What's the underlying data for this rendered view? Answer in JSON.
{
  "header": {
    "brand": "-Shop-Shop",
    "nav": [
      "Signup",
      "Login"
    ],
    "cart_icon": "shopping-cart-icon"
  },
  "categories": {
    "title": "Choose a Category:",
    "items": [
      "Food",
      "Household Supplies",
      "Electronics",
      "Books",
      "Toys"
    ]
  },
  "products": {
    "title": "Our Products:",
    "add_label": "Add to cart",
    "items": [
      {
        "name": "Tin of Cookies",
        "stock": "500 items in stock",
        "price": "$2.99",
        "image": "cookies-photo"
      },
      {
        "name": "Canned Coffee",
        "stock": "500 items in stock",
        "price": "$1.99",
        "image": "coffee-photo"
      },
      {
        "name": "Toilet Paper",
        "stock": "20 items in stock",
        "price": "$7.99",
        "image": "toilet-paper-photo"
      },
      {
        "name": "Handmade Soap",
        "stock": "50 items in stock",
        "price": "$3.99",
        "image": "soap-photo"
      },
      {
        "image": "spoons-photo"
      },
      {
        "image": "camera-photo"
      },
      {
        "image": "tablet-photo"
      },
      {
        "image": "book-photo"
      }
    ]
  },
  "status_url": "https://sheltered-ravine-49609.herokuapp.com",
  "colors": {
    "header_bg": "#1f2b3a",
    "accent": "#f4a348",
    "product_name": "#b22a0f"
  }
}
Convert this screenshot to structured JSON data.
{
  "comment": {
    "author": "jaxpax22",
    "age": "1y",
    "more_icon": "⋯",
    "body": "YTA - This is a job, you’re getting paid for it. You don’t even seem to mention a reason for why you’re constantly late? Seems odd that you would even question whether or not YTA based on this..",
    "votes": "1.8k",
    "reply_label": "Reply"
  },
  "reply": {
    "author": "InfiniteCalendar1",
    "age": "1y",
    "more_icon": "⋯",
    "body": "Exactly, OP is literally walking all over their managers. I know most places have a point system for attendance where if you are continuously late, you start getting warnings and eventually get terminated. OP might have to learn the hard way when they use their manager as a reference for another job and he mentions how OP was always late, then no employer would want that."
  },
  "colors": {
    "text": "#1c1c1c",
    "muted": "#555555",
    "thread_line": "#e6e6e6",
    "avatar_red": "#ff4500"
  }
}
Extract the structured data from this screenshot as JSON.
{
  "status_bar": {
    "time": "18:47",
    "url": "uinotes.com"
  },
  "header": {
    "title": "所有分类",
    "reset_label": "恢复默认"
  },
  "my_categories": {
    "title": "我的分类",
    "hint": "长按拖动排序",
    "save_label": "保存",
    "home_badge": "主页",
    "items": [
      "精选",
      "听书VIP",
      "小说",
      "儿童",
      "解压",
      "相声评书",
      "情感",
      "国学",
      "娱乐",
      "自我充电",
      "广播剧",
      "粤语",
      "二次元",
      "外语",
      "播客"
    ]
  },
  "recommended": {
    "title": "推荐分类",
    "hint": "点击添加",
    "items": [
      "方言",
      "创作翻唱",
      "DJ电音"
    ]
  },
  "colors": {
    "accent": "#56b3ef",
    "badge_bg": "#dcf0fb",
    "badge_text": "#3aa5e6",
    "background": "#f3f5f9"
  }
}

▬▬▬▬▬▬

#### [Aim of the task]
Lines holding the word "this" in the entries above are the ones to pull out. Copy them all.

#### [Response]
What's the underlying data for this rendered view? Answer in JSON.
Convert this screenshot to structured JSON data.
    "body": "YTA - This is a job, you’re getting paid for it. You don’t even seem to mention a reason for why you’re constantly late? Seems odd that you would even question whether or not YTA based on this..",
Extract the structured data from this screenshot as JSON.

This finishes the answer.